Records that describe figures
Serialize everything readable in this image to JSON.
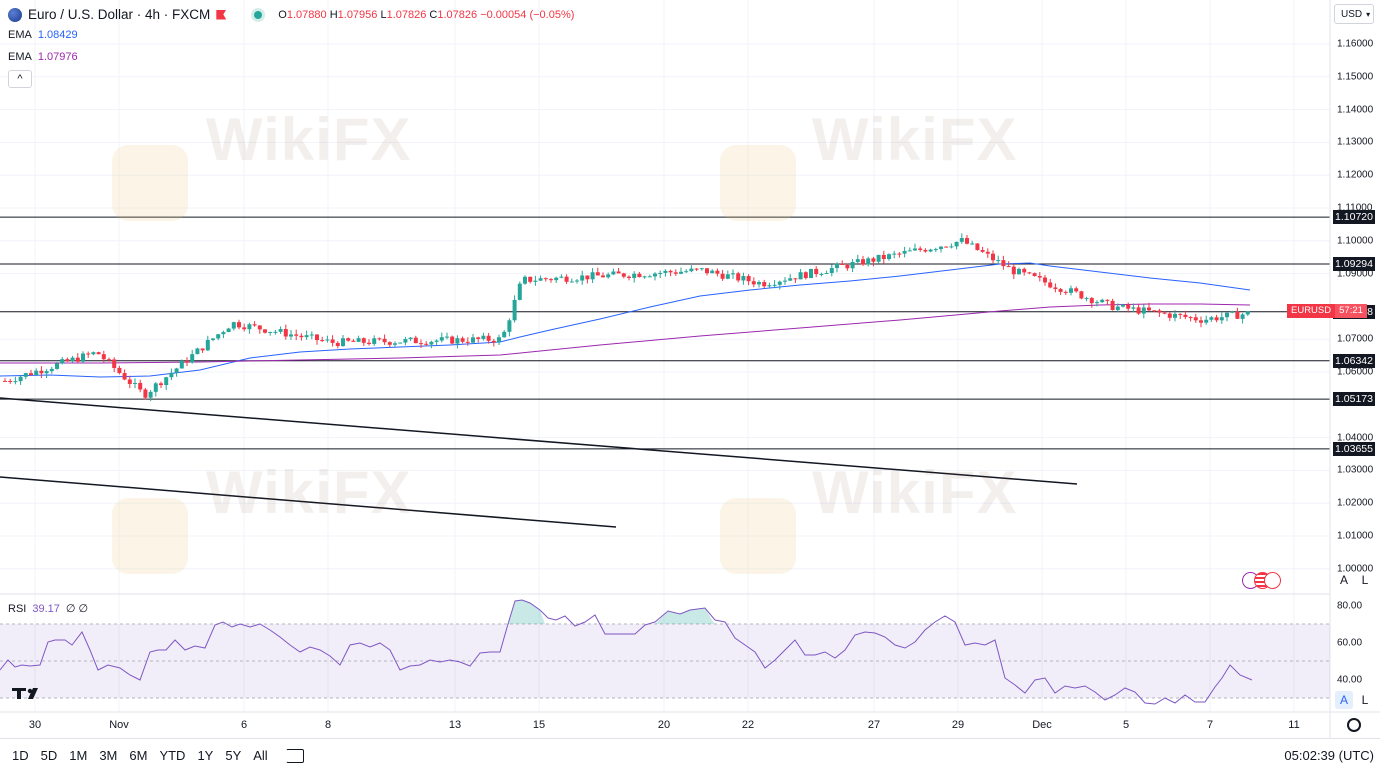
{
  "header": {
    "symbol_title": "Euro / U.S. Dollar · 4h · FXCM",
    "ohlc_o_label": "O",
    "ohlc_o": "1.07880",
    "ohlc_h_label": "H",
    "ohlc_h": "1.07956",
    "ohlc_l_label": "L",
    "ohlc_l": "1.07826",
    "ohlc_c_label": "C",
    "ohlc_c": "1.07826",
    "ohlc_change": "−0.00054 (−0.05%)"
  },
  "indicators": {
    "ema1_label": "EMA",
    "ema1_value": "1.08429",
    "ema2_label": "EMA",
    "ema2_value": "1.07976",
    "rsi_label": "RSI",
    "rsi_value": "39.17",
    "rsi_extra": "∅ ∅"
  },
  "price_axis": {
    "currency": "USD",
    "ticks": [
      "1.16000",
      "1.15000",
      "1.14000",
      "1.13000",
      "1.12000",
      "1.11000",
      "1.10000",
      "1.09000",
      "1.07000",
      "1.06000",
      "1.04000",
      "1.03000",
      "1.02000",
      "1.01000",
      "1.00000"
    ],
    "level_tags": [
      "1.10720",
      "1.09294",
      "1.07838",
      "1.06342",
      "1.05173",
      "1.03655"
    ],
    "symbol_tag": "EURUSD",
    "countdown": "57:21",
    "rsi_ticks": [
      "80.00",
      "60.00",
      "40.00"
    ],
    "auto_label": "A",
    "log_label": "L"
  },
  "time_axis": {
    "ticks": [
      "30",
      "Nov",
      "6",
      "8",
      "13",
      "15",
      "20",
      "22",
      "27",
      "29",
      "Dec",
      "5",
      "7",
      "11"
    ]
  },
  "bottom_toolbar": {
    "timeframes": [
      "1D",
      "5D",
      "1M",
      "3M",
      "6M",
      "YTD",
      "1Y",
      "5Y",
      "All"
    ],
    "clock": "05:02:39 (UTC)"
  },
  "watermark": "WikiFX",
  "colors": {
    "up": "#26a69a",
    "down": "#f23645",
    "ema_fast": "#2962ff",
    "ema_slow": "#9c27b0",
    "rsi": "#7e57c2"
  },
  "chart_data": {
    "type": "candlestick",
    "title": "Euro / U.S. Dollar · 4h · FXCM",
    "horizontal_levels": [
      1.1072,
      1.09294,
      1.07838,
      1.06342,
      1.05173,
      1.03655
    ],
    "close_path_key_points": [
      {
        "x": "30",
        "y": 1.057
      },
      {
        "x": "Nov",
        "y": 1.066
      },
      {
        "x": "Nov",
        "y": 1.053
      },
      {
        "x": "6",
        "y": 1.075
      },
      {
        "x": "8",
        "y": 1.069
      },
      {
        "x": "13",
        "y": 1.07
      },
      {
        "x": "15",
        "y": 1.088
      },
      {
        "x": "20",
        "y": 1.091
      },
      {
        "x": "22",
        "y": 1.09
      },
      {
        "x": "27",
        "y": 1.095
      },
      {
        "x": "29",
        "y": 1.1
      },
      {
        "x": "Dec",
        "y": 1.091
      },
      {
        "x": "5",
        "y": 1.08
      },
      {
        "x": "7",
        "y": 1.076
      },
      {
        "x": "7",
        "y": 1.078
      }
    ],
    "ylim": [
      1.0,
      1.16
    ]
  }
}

==

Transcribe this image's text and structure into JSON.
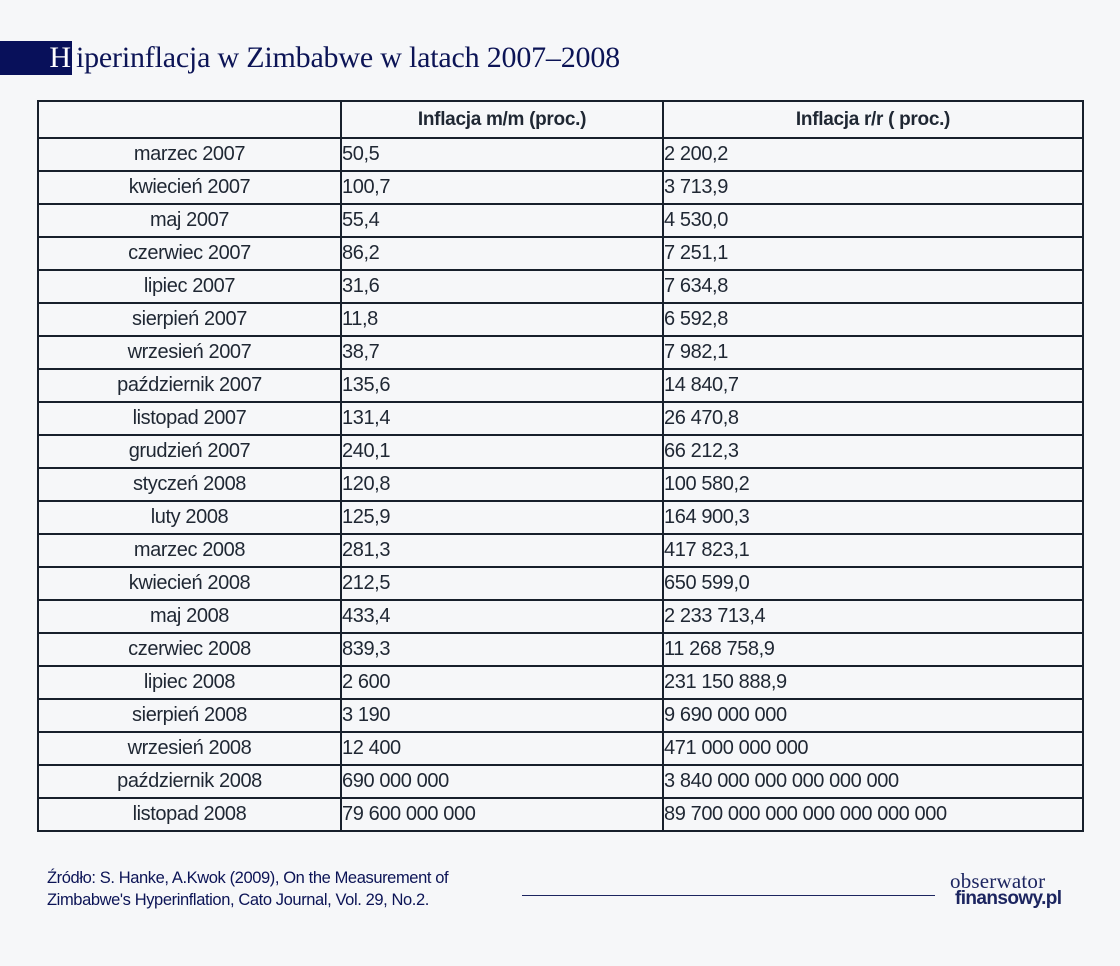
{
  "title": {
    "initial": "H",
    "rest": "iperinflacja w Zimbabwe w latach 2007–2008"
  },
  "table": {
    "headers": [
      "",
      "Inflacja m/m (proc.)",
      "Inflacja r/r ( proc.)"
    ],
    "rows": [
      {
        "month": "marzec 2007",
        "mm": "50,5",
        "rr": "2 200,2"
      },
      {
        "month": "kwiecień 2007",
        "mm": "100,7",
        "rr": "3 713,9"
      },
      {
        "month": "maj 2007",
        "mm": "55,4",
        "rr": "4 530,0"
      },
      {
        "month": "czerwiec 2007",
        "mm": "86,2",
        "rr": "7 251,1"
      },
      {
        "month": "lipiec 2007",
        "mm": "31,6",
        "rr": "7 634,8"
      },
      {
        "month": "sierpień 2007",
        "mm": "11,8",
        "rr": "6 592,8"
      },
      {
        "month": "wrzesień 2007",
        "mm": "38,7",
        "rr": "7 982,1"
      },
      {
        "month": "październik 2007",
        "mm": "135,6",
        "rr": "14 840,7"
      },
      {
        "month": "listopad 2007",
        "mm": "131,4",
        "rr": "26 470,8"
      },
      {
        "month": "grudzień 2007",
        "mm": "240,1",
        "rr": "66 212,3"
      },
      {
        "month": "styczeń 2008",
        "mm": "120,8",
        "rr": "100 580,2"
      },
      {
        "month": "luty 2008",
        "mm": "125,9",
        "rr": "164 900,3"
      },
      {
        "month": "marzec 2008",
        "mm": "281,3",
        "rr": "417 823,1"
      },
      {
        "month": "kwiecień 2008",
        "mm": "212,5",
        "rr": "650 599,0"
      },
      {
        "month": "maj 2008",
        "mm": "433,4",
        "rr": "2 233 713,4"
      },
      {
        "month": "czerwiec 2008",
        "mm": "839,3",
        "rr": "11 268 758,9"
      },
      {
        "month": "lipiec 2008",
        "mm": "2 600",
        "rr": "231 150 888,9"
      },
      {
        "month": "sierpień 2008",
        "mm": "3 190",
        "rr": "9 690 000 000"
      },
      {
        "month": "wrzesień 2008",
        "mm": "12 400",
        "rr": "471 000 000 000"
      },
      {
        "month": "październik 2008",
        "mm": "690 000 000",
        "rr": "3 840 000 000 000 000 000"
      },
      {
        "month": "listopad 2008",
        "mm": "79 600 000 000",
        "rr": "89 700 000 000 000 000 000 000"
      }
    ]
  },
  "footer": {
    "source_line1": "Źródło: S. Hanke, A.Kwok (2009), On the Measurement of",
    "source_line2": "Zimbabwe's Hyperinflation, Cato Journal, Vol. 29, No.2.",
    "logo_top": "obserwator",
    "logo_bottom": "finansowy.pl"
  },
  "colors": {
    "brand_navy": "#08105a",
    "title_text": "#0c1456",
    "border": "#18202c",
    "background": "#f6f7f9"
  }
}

**Set exercise:**
Copy out each line of the listing that holds "kwiecień".

**Exercise result:**
        "month": "kwiecień 2007",
        "month": "kwiecień 2008",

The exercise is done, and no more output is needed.